- To be done: Output the lines of the records verbatim, starting with the first line and going on through the line with "- styling-icon: [11, 128, 29, 146]", both included.

Records
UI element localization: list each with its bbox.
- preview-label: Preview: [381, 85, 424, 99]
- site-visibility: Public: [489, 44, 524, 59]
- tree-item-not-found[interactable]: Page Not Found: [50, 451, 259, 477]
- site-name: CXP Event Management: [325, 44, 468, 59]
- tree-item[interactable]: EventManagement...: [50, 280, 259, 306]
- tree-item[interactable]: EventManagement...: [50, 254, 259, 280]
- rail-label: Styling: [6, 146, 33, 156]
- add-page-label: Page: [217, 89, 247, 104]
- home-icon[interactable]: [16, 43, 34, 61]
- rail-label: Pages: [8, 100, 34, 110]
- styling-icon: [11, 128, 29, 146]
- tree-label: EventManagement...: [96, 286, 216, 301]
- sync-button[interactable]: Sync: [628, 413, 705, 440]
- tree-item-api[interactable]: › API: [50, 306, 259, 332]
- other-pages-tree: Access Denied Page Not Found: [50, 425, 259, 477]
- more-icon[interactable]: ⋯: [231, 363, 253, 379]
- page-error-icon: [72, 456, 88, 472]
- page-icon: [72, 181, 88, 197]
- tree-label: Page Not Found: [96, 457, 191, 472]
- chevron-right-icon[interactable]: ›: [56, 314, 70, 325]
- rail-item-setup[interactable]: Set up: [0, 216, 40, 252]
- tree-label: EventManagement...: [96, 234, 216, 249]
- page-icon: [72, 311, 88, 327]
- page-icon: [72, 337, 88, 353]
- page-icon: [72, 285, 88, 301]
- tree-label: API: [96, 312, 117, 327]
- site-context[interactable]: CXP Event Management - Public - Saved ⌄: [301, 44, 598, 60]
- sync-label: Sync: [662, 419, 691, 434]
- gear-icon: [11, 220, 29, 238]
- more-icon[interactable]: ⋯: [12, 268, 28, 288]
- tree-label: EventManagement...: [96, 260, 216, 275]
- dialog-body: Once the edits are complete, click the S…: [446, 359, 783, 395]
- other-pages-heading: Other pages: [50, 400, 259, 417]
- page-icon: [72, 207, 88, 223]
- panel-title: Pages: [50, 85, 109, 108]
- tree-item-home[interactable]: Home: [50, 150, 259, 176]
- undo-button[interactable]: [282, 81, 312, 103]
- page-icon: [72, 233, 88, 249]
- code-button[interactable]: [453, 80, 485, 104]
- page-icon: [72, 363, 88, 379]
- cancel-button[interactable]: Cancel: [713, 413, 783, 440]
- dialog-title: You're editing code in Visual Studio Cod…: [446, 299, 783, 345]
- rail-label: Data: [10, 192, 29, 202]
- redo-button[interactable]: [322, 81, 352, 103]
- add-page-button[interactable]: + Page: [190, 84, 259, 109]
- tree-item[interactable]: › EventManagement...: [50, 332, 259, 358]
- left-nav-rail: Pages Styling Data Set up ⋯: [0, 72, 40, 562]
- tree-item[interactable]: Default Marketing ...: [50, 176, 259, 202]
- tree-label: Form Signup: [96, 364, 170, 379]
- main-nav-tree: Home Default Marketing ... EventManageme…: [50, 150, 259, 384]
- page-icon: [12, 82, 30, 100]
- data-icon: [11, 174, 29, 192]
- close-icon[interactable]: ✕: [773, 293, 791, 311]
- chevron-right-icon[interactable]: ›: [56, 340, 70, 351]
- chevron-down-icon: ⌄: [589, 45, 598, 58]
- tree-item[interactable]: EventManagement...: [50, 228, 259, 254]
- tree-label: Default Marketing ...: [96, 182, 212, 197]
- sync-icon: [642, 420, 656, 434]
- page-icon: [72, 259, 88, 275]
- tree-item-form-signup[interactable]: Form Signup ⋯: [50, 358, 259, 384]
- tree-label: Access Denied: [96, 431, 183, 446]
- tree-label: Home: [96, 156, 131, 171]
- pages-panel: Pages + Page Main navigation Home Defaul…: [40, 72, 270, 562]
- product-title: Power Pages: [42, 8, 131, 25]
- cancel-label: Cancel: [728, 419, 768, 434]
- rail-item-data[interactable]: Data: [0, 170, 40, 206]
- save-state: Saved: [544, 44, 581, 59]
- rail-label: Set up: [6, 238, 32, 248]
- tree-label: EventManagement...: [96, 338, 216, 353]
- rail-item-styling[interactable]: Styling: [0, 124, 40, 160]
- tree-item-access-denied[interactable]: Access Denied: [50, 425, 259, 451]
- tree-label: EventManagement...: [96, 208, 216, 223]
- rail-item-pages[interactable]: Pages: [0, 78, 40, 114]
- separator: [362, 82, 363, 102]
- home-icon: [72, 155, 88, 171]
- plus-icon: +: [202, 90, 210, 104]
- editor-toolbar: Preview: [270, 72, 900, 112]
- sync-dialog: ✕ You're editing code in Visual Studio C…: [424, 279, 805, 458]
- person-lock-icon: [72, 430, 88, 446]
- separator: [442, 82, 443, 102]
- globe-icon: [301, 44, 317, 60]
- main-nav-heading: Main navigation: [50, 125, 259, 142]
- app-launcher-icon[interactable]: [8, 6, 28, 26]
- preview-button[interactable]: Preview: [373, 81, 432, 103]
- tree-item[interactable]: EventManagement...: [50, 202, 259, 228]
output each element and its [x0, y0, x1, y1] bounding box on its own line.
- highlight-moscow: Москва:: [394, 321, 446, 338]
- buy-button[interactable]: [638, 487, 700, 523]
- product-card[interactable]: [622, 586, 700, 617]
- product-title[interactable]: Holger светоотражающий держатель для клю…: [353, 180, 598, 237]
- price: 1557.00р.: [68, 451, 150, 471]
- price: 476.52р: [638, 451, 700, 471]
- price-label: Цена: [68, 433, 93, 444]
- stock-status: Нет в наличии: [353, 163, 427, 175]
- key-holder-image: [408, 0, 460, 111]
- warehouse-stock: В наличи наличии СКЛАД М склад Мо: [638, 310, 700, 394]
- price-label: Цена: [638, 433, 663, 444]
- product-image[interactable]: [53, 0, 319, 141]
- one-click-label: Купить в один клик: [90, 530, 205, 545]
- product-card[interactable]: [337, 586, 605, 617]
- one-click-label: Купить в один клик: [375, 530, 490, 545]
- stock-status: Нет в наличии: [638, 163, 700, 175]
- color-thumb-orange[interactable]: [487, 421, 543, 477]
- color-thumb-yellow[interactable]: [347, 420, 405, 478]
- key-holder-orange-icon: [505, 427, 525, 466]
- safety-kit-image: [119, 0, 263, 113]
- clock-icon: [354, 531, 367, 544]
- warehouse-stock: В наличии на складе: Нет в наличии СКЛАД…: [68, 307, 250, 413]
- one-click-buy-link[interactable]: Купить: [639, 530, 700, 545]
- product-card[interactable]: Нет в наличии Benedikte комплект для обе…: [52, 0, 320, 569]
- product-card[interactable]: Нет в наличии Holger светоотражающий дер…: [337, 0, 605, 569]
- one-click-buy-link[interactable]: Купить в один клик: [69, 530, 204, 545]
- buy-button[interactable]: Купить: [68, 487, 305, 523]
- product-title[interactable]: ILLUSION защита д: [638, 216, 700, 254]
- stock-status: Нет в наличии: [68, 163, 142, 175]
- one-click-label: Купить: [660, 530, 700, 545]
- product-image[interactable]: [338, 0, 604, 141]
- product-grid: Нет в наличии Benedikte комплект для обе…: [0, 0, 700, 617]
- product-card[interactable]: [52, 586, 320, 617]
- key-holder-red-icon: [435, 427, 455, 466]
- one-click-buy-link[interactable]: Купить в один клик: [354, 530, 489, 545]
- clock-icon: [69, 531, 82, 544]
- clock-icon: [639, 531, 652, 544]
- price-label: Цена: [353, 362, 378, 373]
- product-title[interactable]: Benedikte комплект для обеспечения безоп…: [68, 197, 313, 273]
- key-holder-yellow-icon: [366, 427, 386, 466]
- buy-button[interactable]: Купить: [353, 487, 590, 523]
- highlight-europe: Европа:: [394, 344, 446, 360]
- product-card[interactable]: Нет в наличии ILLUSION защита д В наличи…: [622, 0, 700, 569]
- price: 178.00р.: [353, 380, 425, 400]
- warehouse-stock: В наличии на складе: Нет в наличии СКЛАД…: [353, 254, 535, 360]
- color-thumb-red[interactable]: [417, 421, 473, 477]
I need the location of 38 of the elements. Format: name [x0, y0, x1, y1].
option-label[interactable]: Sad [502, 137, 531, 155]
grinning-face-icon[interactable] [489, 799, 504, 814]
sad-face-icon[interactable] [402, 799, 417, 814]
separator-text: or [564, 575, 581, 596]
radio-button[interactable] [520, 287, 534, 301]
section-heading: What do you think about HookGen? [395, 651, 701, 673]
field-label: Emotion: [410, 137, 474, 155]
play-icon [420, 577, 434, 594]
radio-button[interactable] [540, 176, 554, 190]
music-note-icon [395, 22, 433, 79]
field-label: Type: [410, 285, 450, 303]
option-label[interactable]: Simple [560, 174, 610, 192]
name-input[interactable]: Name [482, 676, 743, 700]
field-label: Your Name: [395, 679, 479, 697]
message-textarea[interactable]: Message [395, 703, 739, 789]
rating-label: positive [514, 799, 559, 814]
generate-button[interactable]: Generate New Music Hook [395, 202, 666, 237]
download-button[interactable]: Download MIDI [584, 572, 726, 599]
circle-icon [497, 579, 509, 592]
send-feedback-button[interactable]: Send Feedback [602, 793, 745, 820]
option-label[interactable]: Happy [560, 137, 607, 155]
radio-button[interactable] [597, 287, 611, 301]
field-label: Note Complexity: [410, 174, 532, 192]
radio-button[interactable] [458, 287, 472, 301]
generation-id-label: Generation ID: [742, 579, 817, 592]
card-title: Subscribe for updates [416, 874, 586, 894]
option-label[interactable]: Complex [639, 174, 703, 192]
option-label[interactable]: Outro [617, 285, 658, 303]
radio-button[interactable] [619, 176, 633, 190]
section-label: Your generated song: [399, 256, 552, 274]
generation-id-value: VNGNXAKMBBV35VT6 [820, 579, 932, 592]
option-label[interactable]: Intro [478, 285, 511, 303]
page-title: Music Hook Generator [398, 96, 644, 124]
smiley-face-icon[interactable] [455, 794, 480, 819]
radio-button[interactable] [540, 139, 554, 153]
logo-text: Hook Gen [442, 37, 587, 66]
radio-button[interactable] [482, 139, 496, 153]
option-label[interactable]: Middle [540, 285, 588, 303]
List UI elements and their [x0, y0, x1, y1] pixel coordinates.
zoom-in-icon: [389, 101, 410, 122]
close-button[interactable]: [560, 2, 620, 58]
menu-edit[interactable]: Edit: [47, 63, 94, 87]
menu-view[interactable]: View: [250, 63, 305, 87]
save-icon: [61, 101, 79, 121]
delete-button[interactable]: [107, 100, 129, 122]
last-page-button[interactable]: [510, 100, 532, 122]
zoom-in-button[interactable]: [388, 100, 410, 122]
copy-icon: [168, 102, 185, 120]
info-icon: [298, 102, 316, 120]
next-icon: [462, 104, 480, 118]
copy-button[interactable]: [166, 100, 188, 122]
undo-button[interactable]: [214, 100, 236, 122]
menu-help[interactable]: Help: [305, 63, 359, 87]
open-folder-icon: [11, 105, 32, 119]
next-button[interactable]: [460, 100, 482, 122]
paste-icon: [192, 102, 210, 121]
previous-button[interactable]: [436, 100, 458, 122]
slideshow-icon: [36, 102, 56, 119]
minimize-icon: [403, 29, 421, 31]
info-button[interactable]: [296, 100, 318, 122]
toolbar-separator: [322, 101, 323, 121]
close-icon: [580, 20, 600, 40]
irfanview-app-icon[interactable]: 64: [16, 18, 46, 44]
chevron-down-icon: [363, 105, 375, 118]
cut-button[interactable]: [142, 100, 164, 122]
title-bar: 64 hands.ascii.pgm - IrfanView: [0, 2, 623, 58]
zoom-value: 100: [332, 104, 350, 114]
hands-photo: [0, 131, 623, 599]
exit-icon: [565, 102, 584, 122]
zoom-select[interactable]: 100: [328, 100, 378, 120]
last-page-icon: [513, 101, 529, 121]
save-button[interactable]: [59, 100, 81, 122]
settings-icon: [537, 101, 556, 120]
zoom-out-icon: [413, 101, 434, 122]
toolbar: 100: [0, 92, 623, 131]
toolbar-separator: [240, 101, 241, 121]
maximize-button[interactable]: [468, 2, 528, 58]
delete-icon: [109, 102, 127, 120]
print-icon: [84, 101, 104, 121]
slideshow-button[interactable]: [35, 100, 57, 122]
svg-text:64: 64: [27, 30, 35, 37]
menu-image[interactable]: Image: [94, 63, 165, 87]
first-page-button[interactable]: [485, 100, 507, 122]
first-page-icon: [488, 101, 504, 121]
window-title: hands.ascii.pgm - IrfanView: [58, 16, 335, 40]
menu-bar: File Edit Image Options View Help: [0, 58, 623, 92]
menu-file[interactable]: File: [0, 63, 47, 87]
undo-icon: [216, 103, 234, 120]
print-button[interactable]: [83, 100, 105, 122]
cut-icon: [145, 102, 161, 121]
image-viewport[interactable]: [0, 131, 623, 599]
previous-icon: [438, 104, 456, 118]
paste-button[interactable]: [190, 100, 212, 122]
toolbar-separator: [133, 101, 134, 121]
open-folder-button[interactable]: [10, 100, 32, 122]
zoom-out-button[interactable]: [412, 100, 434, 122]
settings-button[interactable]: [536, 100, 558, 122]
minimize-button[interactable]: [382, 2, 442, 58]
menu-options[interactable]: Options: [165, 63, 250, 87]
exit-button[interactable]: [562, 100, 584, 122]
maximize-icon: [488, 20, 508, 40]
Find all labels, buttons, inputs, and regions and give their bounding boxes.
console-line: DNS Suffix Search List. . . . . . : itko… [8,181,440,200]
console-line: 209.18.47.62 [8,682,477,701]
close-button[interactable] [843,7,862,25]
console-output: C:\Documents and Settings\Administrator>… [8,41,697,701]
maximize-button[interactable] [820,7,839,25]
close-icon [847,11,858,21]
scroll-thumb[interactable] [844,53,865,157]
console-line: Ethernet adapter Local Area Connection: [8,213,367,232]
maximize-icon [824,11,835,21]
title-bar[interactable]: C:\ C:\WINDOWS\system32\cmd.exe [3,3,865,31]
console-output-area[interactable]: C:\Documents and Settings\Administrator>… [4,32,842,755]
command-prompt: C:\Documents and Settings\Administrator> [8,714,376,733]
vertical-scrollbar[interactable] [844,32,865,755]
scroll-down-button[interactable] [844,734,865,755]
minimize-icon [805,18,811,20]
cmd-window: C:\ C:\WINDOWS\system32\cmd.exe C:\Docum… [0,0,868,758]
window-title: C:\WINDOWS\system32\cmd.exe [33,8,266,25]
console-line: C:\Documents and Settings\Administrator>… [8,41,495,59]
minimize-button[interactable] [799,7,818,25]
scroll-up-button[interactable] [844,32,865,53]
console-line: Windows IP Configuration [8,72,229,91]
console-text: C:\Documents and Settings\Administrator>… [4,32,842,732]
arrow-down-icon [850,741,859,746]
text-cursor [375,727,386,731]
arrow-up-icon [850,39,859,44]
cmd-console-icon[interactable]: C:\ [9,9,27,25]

- Solution to the exercise:
UI element localization: list each with its bbox.
- preview-label: Preview: [381, 85, 424, 99]
- site-visibility: Public: [489, 44, 524, 59]
- tree-item-not-found[interactable]: Page Not Found: [50, 451, 259, 477]
- site-name: CXP Event Management: [325, 44, 468, 59]
- tree-item[interactable]: EventManagement...: [50, 280, 259, 306]
- tree-item[interactable]: EventManagement...: [50, 254, 259, 280]
- rail-label: Styling: [6, 146, 33, 156]
- add-page-label: Page: [217, 89, 247, 104]
- home-icon[interactable]: [16, 43, 34, 61]
- rail-label: Pages: [8, 100, 34, 110]
- styling-icon: [11, 128, 29, 146]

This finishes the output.